[A run of records]

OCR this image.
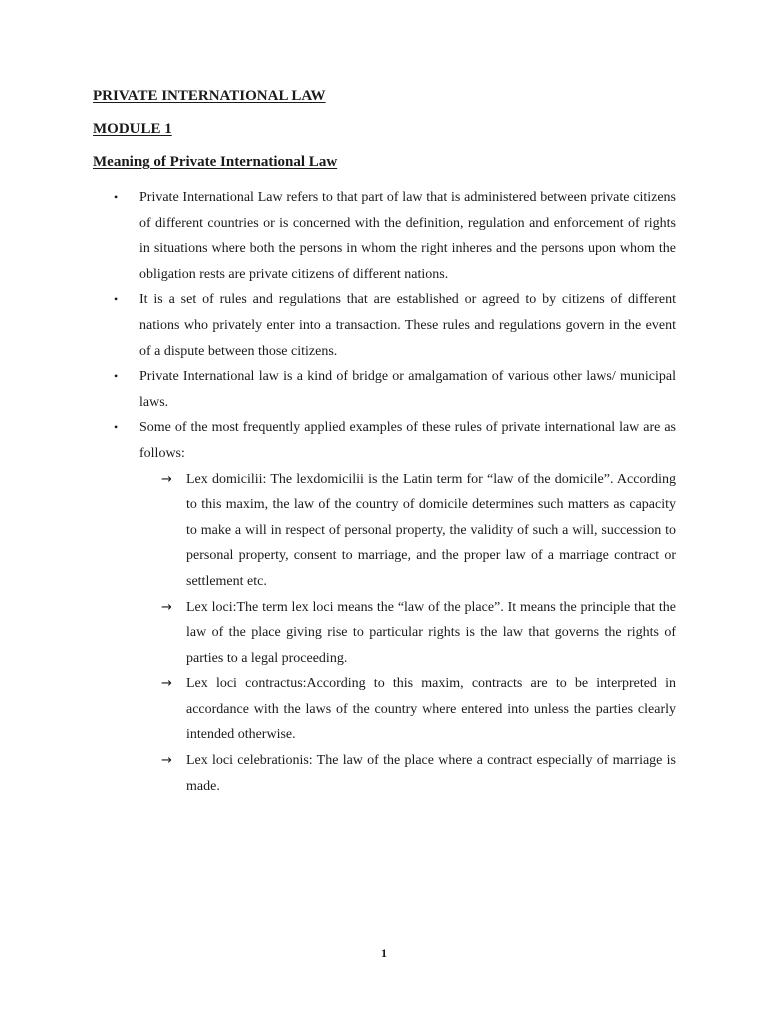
PRIVATE INTERNATIONAL LAW

MODULE 1

Meaning of Private International Law

• Private International Law refers to that part of law that is administered between private citizens of different countries or is concerned with the definition, regulation and enforcement of rights in situations where both the persons in whom the right inheres and the persons upon whom the obligation rests are private citizens of different nations.
• It is a set of rules and regulations that are established or agreed to by citizens of different nations who privately enter into a transaction. These rules and regulations govern in the event of a dispute between those citizens.
• Private International law is a kind of bridge or amalgamation of various other laws/ municipal laws.
• Some of the most frequently applied examples of these rules of private international law are as follows:
→ Lex domicilii: The lexdomicilii is the Latin term for “law of the domicile”. According to this maxim, the law of the country of domicile determines such matters as capacity to make a will in respect of personal property, the validity of such a will, succession to personal property, consent to marriage, and the proper law of a marriage contract or settlement etc.
→ Lex loci:The term lex loci means the “law of the place”. It means the principle that the law of the place giving rise to particular rights is the law that governs the rights of parties to a legal proceeding.
→ Lex loci contractus:According to this maxim, contracts are to be interpreted in accordance with the laws of the country where entered into unless the parties clearly intended otherwise.
→ Lex loci celebrationis: The law of the place where a contract especially of marriage is made.
1
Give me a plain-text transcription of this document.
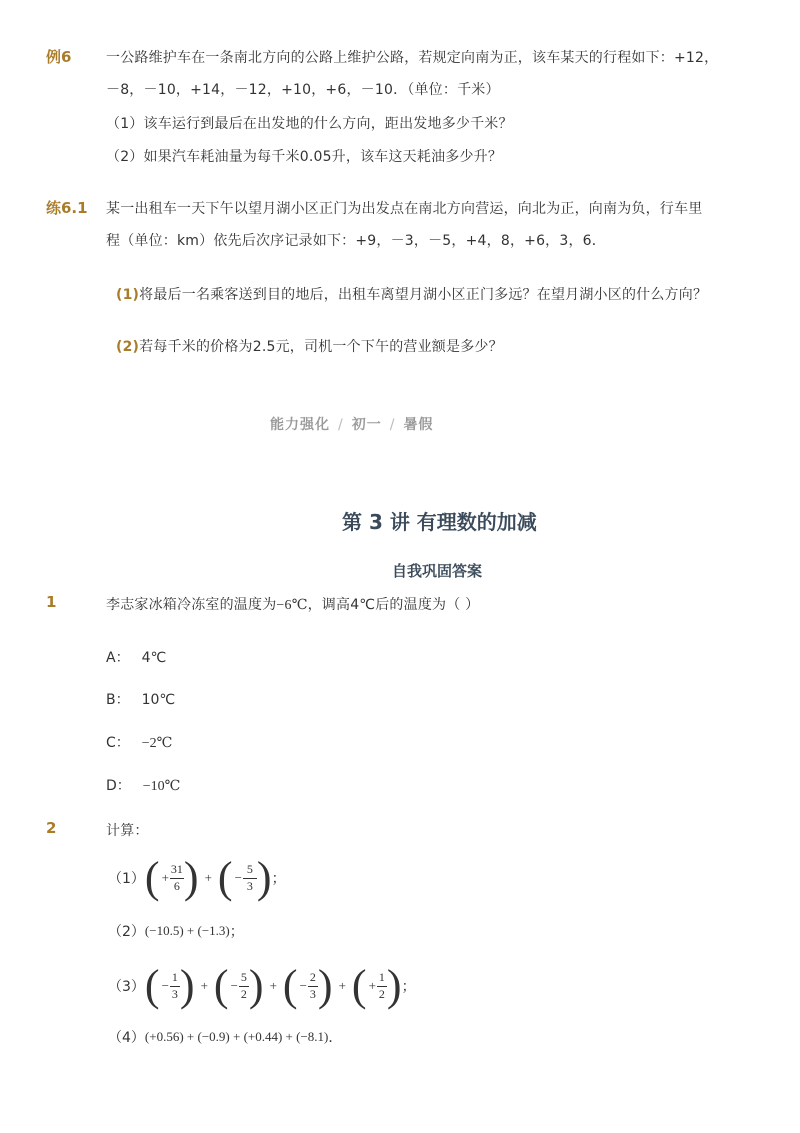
例6 一公路维护车在一条南北方向的公路上维护公路，若规定向南为正，该车某天的行程如下：+12，
－8，－10，+14，－12，+10，+6，－10．（单位：千米）
（1）该车运行到最后在出发地的什么方向，距出发地多少千米？
（2）如果汽车耗油量为每千米0.05升，该车这天耗油多少升？
练6.1 某一出租车一天下午以望月湖小区正门为出发点在南北方向营运，向北为正，向南为负，行车里
程（单位：km）依先后次序记录如下：+9，－3，－5，+4，8，+6，3，6．
(1)将最后一名乘客送到目的地后，出租车离望月湖小区正门多远？在望月湖小区的什么方向？
(2)若每千米的价格为2.5元，司机一个下午的营业额是多少？
能力强化 / 初一 / 暑假
第 3 讲 有理数的加减
自我巩固答案
1	李志家冰箱冷冻室的温度为−6℃，调高4℃后的温度为（ ）
A： 4℃
B： 10℃
C： −2℃
D： −10℃
2	计算：
（1） ( + $\frac{31}{6}$ ) + ( − $\frac{5}{3}$ ) ；
（2） (−10.5) + (−1.3) ；
（3） ( − $\frac{1}{3}$ ) + ( − $\frac{5}{2}$ ) + ( − $\frac{2}{3}$ ) + ( + $\frac{1}{2}$ ) ；
（4） (+0.56) + (−0.9) + (+0.44) + (−8.1) ．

**Problem to solve:** Skipping the pictures, transcribe each line above exactly as it appears.

**Written reply:**
OCR this image.
PRIVATE INTERNATIONAL LAW

MODULE 1

Meaning of Private International Law

• Private International Law refers to that part of law that is administered between private citizens of different countries or is concerned with the definition, regulation and enforcement of rights in situations where both the persons in whom the right inheres and the persons upon whom the obligation rests are private citizens of different nations.
• It is a set of rules and regulations that are established or agreed to by citizens of different nations who privately enter into a transaction. These rules and regulations govern in the event of a dispute between those citizens.
• Private International law is a kind of bridge or amalgamation of various other laws/ municipal laws.
• Some of the most frequently applied examples of these rules of private international law are as follows:
→ Lex domicilii: The lexdomicilii is the Latin term for “law of the domicile”. According to this maxim, the law of the country of domicile determines such matters as capacity to make a will in respect of personal property, the validity of such a will, succession to personal property, consent to marriage, and the proper law of a marriage contract or settlement etc.
→ Lex loci:The term lex loci means the “law of the place”. It means the principle that the law of the place giving rise to particular rights is the law that governs the rights of parties to a legal proceeding.
→ Lex loci contractus:According to this maxim, contracts are to be interpreted in accordance with the laws of the country where entered into unless the parties clearly intended otherwise.
→ Lex loci celebrationis: The law of the place where a contract especially of marriage is made.
1
Give me a plain-text transcription of this document.
例6 一公路维护车在一条南北方向的公路上维护公路，若规定向南为正，该车某天的行程如下：+12，
－8，－10，+14，－12，+10，+6，－10．（单位：千米）
（1）该车运行到最后在出发地的什么方向，距出发地多少千米？
（2）如果汽车耗油量为每千米0.05升，该车这天耗油多少升？
练6.1 某一出租车一天下午以望月湖小区正门为出发点在南北方向营运，向北为正，向南为负，行车里
程（单位：km）依先后次序记录如下：+9，－3，－5，+4，8，+6，3，6．
(1)将最后一名乘客送到目的地后，出租车离望月湖小区正门多远？在望月湖小区的什么方向？
(2)若每千米的价格为2.5元，司机一个下午的营业额是多少？
能力强化 / 初一 / 暑假
第 3 讲 有理数的加减
自我巩固答案
1	李志家冰箱冷冻室的温度为−6℃，调高4℃后的温度为（ ）
A： 4℃
B： 10℃
C： −2℃
D： −10℃
2	计算：
（1） ( + $\frac{31}{6}$ ) + ( − $\frac{5}{3}$ ) ；
（2） (−10.5) + (−1.3) ；
（3） ( − $\frac{1}{3}$ ) + ( − $\frac{5}{2}$ ) + ( − $\frac{2}{3}$ ) + ( + $\frac{1}{2}$ ) ；
（4） (+0.56) + (−0.9) + (+0.44) + (−8.1) ．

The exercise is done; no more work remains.